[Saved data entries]
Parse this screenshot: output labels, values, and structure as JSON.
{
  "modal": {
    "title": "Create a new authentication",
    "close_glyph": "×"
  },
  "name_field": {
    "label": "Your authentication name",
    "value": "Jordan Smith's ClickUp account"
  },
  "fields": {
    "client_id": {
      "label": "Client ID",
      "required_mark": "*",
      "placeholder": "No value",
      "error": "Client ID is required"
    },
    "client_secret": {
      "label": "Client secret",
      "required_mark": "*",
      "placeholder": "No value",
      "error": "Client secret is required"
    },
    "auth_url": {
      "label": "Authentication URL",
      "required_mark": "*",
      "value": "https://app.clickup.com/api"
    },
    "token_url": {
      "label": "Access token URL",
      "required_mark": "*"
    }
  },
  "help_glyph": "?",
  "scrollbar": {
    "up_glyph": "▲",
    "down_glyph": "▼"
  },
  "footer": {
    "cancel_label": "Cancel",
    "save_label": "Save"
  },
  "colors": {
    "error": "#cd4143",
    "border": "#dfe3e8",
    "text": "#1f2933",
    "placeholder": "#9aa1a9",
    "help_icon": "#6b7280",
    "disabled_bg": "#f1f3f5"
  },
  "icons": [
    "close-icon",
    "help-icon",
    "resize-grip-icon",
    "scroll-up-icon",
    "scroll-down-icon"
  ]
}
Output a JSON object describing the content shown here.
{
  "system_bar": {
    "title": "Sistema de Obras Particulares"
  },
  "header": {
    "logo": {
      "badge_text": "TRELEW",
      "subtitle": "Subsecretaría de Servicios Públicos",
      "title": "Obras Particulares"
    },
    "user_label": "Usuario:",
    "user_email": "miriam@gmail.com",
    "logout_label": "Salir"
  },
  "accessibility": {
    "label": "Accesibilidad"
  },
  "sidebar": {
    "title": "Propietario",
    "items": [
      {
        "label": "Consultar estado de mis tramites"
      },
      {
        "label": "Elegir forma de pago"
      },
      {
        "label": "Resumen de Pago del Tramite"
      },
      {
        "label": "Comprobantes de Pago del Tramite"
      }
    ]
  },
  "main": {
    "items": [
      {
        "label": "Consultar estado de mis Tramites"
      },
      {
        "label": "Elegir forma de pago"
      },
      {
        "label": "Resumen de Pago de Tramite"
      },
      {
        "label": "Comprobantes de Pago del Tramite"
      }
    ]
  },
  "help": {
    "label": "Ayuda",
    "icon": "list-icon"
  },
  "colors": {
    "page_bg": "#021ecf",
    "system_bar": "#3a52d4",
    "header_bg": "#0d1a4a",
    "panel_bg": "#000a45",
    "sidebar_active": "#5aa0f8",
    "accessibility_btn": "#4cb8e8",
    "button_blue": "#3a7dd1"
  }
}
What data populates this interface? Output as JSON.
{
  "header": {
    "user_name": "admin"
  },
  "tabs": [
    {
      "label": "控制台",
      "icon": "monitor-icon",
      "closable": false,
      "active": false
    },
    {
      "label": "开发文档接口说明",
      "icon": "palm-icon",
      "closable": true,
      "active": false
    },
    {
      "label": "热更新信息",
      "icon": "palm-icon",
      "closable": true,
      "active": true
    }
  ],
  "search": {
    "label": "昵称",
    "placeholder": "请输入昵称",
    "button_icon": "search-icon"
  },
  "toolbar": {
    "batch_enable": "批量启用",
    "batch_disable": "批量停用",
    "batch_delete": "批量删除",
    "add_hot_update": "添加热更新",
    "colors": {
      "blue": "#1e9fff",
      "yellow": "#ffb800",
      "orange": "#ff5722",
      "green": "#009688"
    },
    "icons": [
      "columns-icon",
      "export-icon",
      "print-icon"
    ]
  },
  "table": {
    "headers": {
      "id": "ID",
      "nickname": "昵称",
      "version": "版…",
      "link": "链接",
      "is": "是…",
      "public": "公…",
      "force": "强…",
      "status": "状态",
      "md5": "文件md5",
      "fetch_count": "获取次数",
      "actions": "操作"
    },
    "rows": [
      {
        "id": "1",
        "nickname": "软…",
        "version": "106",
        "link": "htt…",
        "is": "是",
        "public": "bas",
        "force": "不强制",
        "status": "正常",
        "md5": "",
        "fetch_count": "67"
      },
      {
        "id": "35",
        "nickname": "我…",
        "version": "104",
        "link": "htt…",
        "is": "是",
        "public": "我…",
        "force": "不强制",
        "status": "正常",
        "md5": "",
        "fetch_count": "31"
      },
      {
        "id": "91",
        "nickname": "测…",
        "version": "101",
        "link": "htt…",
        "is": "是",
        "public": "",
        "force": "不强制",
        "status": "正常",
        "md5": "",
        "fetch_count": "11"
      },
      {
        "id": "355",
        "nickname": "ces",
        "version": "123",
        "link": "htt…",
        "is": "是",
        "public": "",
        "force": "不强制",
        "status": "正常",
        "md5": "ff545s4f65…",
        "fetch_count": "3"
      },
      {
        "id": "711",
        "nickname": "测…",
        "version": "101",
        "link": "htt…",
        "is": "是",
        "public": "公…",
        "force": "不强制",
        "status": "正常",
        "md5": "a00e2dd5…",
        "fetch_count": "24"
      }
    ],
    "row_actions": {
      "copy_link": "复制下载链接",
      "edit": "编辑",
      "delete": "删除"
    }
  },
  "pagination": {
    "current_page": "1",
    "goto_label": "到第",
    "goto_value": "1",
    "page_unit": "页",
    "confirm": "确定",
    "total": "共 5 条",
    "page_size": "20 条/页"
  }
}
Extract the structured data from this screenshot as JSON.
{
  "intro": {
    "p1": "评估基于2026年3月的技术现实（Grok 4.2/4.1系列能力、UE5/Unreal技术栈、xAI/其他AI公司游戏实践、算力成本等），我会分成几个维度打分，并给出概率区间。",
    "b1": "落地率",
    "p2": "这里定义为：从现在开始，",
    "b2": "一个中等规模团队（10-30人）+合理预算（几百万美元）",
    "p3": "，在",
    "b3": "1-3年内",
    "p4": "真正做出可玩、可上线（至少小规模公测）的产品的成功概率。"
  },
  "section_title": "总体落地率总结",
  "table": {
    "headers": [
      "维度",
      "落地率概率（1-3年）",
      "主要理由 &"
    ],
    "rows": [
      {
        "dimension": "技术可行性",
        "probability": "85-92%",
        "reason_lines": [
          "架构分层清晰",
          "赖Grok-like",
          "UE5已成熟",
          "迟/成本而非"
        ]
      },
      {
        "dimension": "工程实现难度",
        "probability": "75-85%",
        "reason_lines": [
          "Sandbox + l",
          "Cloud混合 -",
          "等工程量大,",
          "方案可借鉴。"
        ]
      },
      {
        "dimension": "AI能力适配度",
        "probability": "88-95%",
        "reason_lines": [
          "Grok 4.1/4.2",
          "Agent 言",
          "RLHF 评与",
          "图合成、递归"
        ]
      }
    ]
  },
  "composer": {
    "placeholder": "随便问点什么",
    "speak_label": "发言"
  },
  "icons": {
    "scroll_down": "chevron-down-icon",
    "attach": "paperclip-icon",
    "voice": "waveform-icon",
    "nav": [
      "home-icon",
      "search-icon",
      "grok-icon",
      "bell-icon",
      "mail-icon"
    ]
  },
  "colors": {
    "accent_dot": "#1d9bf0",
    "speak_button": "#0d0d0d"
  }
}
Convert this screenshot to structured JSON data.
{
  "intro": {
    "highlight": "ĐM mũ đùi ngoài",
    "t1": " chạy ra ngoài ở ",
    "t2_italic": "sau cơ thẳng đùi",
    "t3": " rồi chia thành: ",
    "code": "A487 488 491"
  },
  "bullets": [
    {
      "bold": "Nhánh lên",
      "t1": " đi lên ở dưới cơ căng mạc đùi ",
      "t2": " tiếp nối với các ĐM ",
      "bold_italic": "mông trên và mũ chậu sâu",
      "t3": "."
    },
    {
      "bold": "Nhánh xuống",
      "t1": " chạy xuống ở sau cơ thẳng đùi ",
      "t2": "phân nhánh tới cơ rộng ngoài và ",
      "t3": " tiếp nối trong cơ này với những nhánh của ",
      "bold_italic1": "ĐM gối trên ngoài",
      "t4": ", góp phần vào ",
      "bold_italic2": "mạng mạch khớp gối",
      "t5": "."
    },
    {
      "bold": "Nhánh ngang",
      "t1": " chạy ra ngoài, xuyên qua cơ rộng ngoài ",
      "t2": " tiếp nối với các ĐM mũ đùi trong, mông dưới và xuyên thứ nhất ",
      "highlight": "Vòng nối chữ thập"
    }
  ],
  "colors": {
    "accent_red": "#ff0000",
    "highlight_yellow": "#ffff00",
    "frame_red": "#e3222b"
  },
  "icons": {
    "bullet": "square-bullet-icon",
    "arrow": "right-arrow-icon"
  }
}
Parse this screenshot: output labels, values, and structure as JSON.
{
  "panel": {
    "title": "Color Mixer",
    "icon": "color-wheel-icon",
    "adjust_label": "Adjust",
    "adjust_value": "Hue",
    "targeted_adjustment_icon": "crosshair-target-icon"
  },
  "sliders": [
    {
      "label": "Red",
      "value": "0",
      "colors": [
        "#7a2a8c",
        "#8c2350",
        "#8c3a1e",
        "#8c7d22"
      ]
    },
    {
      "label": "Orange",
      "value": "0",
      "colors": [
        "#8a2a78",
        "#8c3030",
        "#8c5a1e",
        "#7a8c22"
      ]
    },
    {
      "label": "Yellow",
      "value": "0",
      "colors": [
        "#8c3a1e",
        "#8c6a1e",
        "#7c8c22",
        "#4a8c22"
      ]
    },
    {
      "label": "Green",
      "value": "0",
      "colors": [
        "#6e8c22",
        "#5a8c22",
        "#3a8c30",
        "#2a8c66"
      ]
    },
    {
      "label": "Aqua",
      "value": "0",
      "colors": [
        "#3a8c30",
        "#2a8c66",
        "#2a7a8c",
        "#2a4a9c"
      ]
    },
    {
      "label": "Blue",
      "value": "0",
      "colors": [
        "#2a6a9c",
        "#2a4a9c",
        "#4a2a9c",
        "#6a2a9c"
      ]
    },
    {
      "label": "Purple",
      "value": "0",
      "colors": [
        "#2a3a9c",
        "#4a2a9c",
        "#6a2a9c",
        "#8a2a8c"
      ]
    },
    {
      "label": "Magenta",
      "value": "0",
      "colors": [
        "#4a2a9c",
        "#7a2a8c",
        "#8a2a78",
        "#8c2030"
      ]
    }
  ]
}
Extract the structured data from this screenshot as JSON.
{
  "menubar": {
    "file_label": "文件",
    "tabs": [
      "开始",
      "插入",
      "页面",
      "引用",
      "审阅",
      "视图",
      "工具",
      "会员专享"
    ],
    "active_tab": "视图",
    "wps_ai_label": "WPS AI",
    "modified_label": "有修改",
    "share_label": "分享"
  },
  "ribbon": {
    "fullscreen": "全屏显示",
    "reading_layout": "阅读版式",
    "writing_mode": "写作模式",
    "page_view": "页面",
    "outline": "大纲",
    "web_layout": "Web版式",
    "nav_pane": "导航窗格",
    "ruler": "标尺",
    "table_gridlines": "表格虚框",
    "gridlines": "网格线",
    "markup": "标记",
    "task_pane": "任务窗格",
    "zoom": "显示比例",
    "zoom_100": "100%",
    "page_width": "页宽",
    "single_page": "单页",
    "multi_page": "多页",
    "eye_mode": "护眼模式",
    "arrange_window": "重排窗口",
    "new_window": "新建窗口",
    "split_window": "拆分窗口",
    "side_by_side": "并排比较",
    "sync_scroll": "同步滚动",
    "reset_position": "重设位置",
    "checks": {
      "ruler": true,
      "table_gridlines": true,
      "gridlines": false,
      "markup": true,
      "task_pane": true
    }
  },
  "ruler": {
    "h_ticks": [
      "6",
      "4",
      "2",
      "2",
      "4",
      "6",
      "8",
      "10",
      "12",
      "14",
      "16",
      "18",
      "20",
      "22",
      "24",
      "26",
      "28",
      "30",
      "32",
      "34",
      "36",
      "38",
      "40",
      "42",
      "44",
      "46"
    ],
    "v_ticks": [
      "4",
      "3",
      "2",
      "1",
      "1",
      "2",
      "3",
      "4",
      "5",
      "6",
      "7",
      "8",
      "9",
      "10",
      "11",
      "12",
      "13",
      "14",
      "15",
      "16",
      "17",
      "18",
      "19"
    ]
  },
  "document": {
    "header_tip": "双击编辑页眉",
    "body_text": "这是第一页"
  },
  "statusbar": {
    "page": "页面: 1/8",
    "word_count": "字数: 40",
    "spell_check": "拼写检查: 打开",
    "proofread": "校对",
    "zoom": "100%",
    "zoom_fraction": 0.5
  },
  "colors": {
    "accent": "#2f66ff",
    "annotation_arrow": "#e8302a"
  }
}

YOUR OBJECTIVE:
Show all lines from the data above in which the word "true" appears.

EXPECTED ANSWER:
      "closable": true,
      "closable": true,
      "active": true
      "ruler": true,
      "table_gridlines": true,
      "markup": true,
      "task_pane": true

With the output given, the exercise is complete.